*PROBLEM TO WORK ON:* Reproduce the data exactly.

*INPUT FOR THIS TASK:*
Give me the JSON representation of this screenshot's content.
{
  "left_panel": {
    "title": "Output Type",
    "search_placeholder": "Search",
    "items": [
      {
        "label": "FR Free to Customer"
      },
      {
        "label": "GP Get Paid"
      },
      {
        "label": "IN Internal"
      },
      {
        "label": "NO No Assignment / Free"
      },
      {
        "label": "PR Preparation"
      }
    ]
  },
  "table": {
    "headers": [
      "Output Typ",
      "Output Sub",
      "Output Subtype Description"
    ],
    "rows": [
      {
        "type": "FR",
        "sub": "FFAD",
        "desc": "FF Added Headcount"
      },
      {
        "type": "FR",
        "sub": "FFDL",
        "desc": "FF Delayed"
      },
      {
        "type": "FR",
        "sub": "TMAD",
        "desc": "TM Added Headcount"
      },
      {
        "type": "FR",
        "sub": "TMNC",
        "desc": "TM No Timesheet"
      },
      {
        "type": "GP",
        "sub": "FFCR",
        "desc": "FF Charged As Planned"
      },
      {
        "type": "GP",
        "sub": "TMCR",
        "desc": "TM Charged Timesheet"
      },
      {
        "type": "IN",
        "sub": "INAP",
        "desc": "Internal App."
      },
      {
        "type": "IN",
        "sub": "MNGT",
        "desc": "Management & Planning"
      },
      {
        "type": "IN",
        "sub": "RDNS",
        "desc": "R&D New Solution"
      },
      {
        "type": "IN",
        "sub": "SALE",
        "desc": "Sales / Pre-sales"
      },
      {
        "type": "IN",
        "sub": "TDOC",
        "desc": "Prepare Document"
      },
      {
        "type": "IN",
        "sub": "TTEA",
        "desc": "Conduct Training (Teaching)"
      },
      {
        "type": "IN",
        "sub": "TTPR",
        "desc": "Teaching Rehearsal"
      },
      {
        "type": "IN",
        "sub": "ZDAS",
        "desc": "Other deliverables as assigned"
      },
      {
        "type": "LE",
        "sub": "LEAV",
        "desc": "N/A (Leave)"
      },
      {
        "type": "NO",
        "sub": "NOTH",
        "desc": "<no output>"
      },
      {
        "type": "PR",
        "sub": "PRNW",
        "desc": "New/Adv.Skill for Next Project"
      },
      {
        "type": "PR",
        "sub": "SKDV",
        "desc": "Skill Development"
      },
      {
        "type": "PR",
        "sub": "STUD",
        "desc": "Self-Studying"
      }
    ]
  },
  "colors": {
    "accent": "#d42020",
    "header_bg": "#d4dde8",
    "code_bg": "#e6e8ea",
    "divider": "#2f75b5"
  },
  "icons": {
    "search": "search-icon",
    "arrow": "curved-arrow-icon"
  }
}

*TASK SOLUTION:*
Give me the JSON representation of this screenshot's content.
{
  "left_panel": {
    "title": "Output Type",
    "search_placeholder": "Search",
    "items": [
      {
        "label": "FR Free to Customer"
      },
      {
        "label": "GP Get Paid"
      },
      {
        "label": "IN Internal"
      },
      {
        "label": "NO No Assignment / Free"
      },
      {
        "label": "PR Preparation"
      }
    ]
  },
  "table": {
    "headers": [
      "Output Typ",
      "Output Sub",
      "Output Subtype Description"
    ],
    "rows": [
      {
        "type": "FR",
        "sub": "FFAD",
        "desc": "FF Added Headcount"
      },
      {
        "type": "FR",
        "sub": "FFDL",
        "desc": "FF Delayed"
      },
      {
        "type": "FR",
        "sub": "TMAD",
        "desc": "TM Added Headcount"
      },
      {
        "type": "FR",
        "sub": "TMNC",
        "desc": "TM No Timesheet"
      },
      {
        "type": "GP",
        "sub": "FFCR",
        "desc": "FF Charged As Planned"
      },
      {
        "type": "GP",
        "sub": "TMCR",
        "desc": "TM Charged Timesheet"
      },
      {
        "type": "IN",
        "sub": "INAP",
        "desc": "Internal App."
      },
      {
        "type": "IN",
        "sub": "MNGT",
        "desc": "Management & Planning"
      },
      {
        "type": "IN",
        "sub": "RDNS",
        "desc": "R&D New Solution"
      },
      {
        "type": "IN",
        "sub": "SALE",
        "desc": "Sales / Pre-sales"
      },
      {
        "type": "IN",
        "sub": "TDOC",
        "desc": "Prepare Document"
      },
      {
        "type": "IN",
        "sub": "TTEA",
        "desc": "Conduct Training (Teaching)"
      },
      {
        "type": "IN",
        "sub": "TTPR",
        "desc": "Teaching Rehearsal"
      },
      {
        "type": "IN",
        "sub": "ZDAS",
        "desc": "Other deliverables as assigned"
      },
      {
        "type": "LE",
        "sub": "LEAV",
        "desc": "N/A (Leave)"
      },
      {
        "type": "NO",
        "sub": "NOTH",
        "desc": "<no output>"
      },
      {
        "type": "PR",
        "sub": "PRNW",
        "desc": "New/Adv.Skill for Next Project"
      },
      {
        "type": "PR",
        "sub": "SKDV",
        "desc": "Skill Development"
      },
      {
        "type": "PR",
        "sub": "STUD",
        "desc": "Self-Studying"
      }
    ]
  },
  "colors": {
    "accent": "#d42020",
    "header_bg": "#d4dde8",
    "code_bg": "#e6e8ea",
    "divider": "#2f75b5"
  },
  "icons": {
    "search": "search-icon",
    "arrow": "curved-arrow-icon"
  }
}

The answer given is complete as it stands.